*Stated problem*. Every line must be returned precisely as it is written.

(Data excerpts)
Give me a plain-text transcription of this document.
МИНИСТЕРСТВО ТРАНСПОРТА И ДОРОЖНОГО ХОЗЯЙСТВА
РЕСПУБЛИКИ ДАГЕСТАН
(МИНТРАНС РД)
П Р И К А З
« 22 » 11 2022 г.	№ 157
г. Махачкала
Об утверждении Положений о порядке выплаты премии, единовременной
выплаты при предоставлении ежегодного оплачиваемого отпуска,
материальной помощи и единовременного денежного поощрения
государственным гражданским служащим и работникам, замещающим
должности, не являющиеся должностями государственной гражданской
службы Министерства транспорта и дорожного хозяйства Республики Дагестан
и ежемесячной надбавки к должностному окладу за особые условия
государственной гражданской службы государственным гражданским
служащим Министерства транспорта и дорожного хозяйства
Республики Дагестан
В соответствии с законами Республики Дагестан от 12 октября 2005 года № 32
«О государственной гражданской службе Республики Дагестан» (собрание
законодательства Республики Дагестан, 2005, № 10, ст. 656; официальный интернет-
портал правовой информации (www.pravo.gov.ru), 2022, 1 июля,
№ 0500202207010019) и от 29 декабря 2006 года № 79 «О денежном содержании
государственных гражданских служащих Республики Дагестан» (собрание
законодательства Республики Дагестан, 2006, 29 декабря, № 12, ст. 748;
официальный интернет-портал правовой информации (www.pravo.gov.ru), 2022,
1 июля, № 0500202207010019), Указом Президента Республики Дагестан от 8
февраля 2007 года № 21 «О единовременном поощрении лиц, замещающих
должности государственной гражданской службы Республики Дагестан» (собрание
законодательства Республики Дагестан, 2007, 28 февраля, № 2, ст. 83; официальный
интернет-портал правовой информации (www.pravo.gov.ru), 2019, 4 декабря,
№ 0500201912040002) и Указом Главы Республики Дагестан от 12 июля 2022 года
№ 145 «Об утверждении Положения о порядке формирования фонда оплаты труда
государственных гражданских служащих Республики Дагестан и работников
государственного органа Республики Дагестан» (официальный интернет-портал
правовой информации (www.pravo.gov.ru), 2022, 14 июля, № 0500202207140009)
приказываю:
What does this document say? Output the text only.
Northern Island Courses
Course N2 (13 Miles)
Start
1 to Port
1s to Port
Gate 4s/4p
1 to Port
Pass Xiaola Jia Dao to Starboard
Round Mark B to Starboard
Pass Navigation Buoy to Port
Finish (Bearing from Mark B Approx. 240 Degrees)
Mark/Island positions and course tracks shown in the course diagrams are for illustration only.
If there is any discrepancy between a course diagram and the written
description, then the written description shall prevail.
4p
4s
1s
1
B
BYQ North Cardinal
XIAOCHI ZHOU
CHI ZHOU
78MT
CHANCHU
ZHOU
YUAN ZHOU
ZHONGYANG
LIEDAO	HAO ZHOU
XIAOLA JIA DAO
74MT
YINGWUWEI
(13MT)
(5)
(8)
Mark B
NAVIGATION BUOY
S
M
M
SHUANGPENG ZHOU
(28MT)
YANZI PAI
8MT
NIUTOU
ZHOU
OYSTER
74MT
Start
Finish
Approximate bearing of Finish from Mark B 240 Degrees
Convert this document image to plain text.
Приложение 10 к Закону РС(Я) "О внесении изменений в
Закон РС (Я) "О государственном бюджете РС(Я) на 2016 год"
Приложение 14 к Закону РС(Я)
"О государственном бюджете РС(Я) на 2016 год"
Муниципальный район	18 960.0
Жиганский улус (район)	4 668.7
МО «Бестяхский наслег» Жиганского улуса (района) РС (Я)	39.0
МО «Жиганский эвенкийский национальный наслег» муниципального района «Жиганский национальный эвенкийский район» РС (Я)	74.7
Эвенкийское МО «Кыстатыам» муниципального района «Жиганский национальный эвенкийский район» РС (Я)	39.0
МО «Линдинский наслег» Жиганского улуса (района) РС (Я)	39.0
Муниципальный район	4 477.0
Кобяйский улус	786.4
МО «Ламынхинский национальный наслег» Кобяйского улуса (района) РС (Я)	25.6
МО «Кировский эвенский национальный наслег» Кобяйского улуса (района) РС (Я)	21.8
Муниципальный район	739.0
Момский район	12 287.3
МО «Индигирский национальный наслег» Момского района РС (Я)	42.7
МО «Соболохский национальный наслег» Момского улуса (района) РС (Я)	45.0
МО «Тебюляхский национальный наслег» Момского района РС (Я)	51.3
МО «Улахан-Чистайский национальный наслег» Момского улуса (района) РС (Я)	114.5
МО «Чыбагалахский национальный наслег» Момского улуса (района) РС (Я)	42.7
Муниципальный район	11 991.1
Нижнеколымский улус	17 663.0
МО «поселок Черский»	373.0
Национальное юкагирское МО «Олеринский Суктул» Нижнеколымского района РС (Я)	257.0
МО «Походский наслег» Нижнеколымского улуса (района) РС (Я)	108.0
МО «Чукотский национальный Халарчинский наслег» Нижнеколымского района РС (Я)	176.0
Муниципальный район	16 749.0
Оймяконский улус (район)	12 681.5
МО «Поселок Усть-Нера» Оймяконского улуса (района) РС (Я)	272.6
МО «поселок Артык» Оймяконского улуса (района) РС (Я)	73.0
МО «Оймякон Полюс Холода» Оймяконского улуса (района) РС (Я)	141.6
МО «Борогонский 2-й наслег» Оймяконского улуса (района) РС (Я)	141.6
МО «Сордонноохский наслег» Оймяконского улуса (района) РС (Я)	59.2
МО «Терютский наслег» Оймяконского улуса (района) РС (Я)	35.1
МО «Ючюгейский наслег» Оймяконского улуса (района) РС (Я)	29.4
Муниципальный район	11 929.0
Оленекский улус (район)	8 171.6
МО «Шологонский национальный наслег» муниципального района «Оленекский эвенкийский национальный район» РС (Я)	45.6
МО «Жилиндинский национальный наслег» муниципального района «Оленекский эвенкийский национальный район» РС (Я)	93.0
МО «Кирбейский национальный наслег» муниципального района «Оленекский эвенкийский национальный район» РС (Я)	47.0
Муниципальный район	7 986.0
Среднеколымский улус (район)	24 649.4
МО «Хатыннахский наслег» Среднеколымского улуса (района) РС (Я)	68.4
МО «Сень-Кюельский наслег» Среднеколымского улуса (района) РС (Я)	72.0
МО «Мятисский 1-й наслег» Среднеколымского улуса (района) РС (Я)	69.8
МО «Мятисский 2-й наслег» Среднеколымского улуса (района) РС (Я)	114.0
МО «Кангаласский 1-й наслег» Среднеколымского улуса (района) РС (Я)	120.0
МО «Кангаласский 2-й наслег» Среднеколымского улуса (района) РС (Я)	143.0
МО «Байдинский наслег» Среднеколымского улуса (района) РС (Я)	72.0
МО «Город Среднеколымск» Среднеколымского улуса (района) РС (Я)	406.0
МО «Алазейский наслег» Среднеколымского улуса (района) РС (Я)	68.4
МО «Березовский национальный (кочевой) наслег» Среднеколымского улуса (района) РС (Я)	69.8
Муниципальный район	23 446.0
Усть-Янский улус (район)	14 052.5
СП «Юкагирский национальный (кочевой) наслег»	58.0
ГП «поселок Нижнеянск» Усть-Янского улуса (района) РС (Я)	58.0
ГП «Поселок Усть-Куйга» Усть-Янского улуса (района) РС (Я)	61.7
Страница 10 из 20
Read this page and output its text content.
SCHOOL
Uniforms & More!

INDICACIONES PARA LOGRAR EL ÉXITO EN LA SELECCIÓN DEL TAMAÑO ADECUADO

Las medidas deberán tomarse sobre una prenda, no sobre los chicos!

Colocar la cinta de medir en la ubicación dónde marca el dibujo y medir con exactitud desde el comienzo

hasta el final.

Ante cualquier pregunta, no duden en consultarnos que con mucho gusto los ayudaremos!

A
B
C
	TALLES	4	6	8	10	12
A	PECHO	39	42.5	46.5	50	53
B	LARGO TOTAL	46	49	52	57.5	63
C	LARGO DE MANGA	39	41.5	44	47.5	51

*Solution to the problem*.
Give me a plain-text transcription of this document.
МИНИСТЕРСТВО ТРАНСПОРТА И ДОРОЖНОГО ХОЗЯЙСТВА
РЕСПУБЛИКИ ДАГЕСТАН
(МИНТРАНС РД)
П Р И К А З
« 22 » 11 2022 г.	№ 157
г. Махачкала
Об утверждении Положений о порядке выплаты премии, единовременной
выплаты при предоставлении ежегодного оплачиваемого отпуска,
материальной помощи и единовременного денежного поощрения
государственным гражданским служащим и работникам, замещающим
должности, не являющиеся должностями государственной гражданской
службы Министерства транспорта и дорожного хозяйства Республики Дагестан
и ежемесячной надбавки к должностному окладу за особые условия
государственной гражданской службы государственным гражданским
служащим Министерства транспорта и дорожного хозяйства
Республики Дагестан
В соответствии с законами Республики Дагестан от 12 октября 2005 года № 32
«О государственной гражданской службе Республики Дагестан» (собрание
законодательства Республики Дагестан, 2005, № 10, ст. 656; официальный интернет-
портал правовой информации (www.pravo.gov.ru), 2022, 1 июля,
№ 0500202207010019) и от 29 декабря 2006 года № 79 «О денежном содержании
государственных гражданских служащих Республики Дагестан» (собрание
законодательства Республики Дагестан, 2006, 29 декабря, № 12, ст. 748;
официальный интернет-портал правовой информации (www.pravo.gov.ru), 2022,
1 июля, № 0500202207010019), Указом Президента Республики Дагестан от 8
февраля 2007 года № 21 «О единовременном поощрении лиц, замещающих
должности государственной гражданской службы Республики Дагестан» (собрание
законодательства Республики Дагестан, 2007, 28 февраля, № 2, ст. 83; официальный
интернет-портал правовой информации (www.pravo.gov.ru), 2019, 4 декабря,
№ 0500201912040002) и Указом Главы Республики Дагестан от 12 июля 2022 года
№ 145 «Об утверждении Положения о порядке формирования фонда оплаты труда
государственных гражданских служащих Республики Дагестан и работников
государственного органа Республики Дагестан» (официальный интернет-портал
правовой информации (www.pravo.gov.ru), 2022, 14 июля, № 0500202207140009)
приказываю:
What does this document say? Output the text only.
Northern Island Courses
Course N2 (13 Miles)
Start
1 to Port
1s to Port
Gate 4s/4p
1 to Port
Pass Xiaola Jia Dao to Starboard
Round Mark B to Starboard
Pass Navigation Buoy to Port
Finish (Bearing from Mark B Approx. 240 Degrees)
Mark/Island positions and course tracks shown in the course diagrams are for illustration only.
If there is any discrepancy between a course diagram and the written
description, then the written description shall prevail.
4p
4s
1s
1
B
BYQ North Cardinal
XIAOCHI ZHOU
CHI ZHOU
78MT
CHANCHU
ZHOU
YUAN ZHOU
ZHONGYANG
LIEDAO	HAO ZHOU
XIAOLA JIA DAO
74MT
YINGWUWEI
(13MT)
(5)
(8)
Mark B
NAVIGATION BUOY
S
M
M
SHUANGPENG ZHOU
(28MT)
YANZI PAI
8MT
NIUTOU
ZHOU
OYSTER
74MT
Start
Finish
Approximate bearing of Finish from Mark B 240 Degrees
Convert this document image to plain text.
Приложение 10 к Закону РС(Я) "О внесении изменений в
Закон РС (Я) "О государственном бюджете РС(Я) на 2016 год"
Приложение 14 к Закону РС(Я)
"О государственном бюджете РС(Я) на 2016 год"
Муниципальный район	18 960.0
Жиганский улус (район)	4 668.7
МО «Бестяхский наслег» Жиганского улуса (района) РС (Я)	39.0
МО «Жиганский эвенкийский национальный наслег» муниципального района «Жиганский национальный эвенкийский район» РС (Я)	74.7
Эвенкийское МО «Кыстатыам» муниципального района «Жиганский национальный эвенкийский район» РС (Я)	39.0
МО «Линдинский наслег» Жиганского улуса (района) РС (Я)	39.0
Муниципальный район	4 477.0
Кобяйский улус	786.4
МО «Ламынхинский национальный наслег» Кобяйского улуса (района) РС (Я)	25.6
МО «Кировский эвенский национальный наслег» Кобяйского улуса (района) РС (Я)	21.8
Муниципальный район	739.0
Момский район	12 287.3
МО «Индигирский национальный наслег» Момского района РС (Я)	42.7
МО «Соболохский национальный наслег» Момского улуса (района) РС (Я)	45.0
МО «Тебюляхский национальный наслег» Момского района РС (Я)	51.3
МО «Улахан-Чистайский национальный наслег» Момского улуса (района) РС (Я)	114.5
МО «Чыбагалахский национальный наслег» Момского улуса (района) РС (Я)	42.7
Муниципальный район	11 991.1
Нижнеколымский улус	17 663.0
МО «поселок Черский»	373.0
Национальное юкагирское МО «Олеринский Суктул» Нижнеколымского района РС (Я)	257.0
МО «Походский наслег» Нижнеколымского улуса (района) РС (Я)	108.0
МО «Чукотский национальный Халарчинский наслег» Нижнеколымского района РС (Я)	176.0
Муниципальный район	16 749.0
Оймяконский улус (район)	12 681.5
МО «Поселок Усть-Нера» Оймяконского улуса (района) РС (Я)	272.6
МО «поселок Артык» Оймяконского улуса (района) РС (Я)	73.0
МО «Оймякон Полюс Холода» Оймяконского улуса (района) РС (Я)	141.6
МО «Борогонский 2-й наслег» Оймяконского улуса (района) РС (Я)	141.6
МО «Сордонноохский наслег» Оймяконского улуса (района) РС (Я)	59.2
МО «Терютский наслег» Оймяконского улуса (района) РС (Я)	35.1
МО «Ючюгейский наслег» Оймяконского улуса (района) РС (Я)	29.4
Муниципальный район	11 929.0
Оленекский улус (район)	8 171.6
МО «Шологонский национальный наслег» муниципального района «Оленекский эвенкийский национальный район» РС (Я)	45.6
МО «Жилиндинский национальный наслег» муниципального района «Оленекский эвенкийский национальный район» РС (Я)	93.0
МО «Кирбейский национальный наслег» муниципального района «Оленекский эвенкийский национальный район» РС (Я)	47.0
Муниципальный район	7 986.0
Среднеколымский улус (район)	24 649.4
МО «Хатыннахский наслег» Среднеколымского улуса (района) РС (Я)	68.4
МО «Сень-Кюельский наслег» Среднеколымского улуса (района) РС (Я)	72.0
МО «Мятисский 1-й наслег» Среднеколымского улуса (района) РС (Я)	69.8
МО «Мятисский 2-й наслег» Среднеколымского улуса (района) РС (Я)	114.0
МО «Кангаласский 1-й наслег» Среднеколымского улуса (района) РС (Я)	120.0
МО «Кангаласский 2-й наслег» Среднеколымского улуса (района) РС (Я)	143.0
МО «Байдинский наслег» Среднеколымского улуса (района) РС (Я)	72.0
МО «Город Среднеколымск» Среднеколымского улуса (района) РС (Я)	406.0
МО «Алазейский наслег» Среднеколымского улуса (района) РС (Я)	68.4
МО «Березовский национальный (кочевой) наслег» Среднеколымского улуса (района) РС (Я)	69.8
Муниципальный район	23 446.0
Усть-Янский улус (район)	14 052.5
СП «Юкагирский национальный (кочевой) наслег»	58.0
ГП «поселок Нижнеянск» Усть-Янского улуса (района) РС (Я)	58.0
ГП «Поселок Усть-Куйга» Усть-Янского улуса (района) РС (Я)	61.7
Страница 10 из 20
Read this page and output its text content.
SCHOOL
Uniforms & More!

INDICACIONES PARA LOGRAR EL ÉXITO EN LA SELECCIÓN DEL TAMAÑO ADECUADO

Las medidas deberán tomarse sobre una prenda, no sobre los chicos!

Colocar la cinta de medir en la ubicación dónde marca el dibujo y medir con exactitud desde el comienzo

hasta el final.

Ante cualquier pregunta, no duden en consultarnos que con mucho gusto los ayudaremos!

A
B
C
	TALLES	4	6	8	10	12
A	PECHO	39	42.5	46.5	50	53
B	LARGO TOTAL	46	49	52	57.5	63
C	LARGO DE MANGA	39	41.5	44	47.5	51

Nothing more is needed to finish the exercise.